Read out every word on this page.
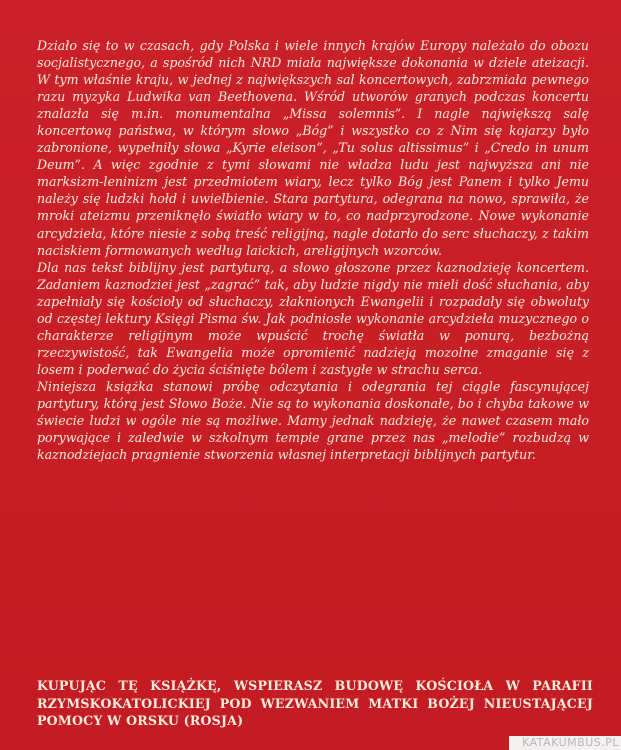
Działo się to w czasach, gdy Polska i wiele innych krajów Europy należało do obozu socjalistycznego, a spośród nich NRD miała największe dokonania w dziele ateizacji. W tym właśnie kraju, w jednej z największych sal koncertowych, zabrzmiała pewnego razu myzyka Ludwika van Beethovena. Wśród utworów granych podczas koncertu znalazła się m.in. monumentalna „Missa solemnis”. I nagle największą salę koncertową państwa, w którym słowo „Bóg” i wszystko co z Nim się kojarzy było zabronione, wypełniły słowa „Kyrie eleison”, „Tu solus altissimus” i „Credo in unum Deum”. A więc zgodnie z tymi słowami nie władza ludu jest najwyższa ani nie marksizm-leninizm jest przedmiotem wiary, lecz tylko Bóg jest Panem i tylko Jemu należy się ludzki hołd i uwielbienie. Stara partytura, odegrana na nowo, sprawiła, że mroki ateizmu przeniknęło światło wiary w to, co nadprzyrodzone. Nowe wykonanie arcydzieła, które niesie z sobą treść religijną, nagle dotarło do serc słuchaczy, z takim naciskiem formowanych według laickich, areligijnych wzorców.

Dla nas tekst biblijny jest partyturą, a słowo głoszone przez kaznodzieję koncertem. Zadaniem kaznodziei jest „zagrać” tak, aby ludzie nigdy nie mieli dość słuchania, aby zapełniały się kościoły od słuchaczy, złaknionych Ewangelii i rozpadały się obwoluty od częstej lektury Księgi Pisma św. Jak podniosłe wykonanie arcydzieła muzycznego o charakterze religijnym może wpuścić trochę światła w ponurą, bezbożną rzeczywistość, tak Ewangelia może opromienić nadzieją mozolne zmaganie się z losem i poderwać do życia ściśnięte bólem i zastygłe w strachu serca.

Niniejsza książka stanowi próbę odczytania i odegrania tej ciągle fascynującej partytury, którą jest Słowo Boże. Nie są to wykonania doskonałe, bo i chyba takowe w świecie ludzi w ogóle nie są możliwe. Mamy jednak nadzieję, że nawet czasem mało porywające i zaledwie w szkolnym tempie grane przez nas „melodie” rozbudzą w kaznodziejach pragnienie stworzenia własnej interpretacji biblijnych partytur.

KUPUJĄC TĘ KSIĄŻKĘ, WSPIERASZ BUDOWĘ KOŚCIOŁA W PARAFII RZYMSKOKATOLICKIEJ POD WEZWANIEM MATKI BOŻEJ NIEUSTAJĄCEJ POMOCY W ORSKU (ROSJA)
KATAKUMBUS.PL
--
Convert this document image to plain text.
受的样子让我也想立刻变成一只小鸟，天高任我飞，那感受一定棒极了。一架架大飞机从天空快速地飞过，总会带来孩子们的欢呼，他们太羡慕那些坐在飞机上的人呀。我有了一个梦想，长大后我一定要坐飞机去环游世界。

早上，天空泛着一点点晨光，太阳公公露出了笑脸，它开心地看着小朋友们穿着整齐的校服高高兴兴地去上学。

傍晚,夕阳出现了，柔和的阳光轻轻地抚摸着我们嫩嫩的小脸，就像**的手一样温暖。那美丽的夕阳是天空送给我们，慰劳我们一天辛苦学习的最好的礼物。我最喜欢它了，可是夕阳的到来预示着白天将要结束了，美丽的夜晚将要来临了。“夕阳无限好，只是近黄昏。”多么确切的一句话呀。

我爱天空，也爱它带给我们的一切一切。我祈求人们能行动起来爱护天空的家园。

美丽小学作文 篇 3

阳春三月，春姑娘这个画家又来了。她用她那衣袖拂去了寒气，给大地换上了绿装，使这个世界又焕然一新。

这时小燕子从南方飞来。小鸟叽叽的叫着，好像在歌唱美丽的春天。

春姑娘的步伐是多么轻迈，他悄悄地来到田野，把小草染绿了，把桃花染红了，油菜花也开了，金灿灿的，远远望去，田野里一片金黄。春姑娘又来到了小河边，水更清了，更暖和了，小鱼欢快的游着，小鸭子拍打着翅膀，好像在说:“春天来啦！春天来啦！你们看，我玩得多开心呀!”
---
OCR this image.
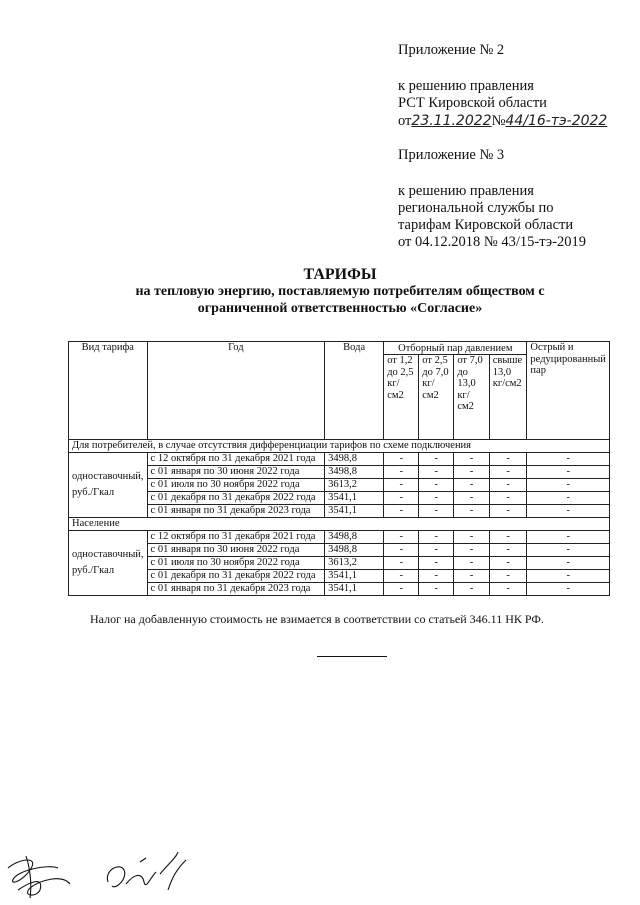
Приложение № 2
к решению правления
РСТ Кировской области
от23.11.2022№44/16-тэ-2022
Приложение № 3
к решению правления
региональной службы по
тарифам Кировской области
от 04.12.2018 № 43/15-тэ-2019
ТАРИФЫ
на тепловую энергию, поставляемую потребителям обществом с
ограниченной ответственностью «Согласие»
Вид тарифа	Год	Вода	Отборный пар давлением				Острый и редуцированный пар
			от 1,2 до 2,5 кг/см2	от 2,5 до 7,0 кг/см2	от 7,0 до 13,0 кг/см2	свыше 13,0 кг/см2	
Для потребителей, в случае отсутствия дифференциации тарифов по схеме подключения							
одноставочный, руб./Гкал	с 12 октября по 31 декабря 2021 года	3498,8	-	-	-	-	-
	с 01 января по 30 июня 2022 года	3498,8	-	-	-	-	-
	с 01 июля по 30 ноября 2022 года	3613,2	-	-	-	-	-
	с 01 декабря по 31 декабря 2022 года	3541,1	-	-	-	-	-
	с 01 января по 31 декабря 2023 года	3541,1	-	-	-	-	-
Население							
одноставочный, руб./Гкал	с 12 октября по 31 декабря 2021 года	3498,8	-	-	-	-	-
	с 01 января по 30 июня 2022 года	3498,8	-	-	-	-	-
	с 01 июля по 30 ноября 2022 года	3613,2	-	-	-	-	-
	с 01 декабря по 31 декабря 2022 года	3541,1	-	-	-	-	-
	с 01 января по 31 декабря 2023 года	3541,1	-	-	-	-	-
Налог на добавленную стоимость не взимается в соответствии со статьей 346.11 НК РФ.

Written task
Copy each line of the entries that includes the word "this".

Correct answer
Read out every word on this page.
Convert this document image to plain text.
OCR this image.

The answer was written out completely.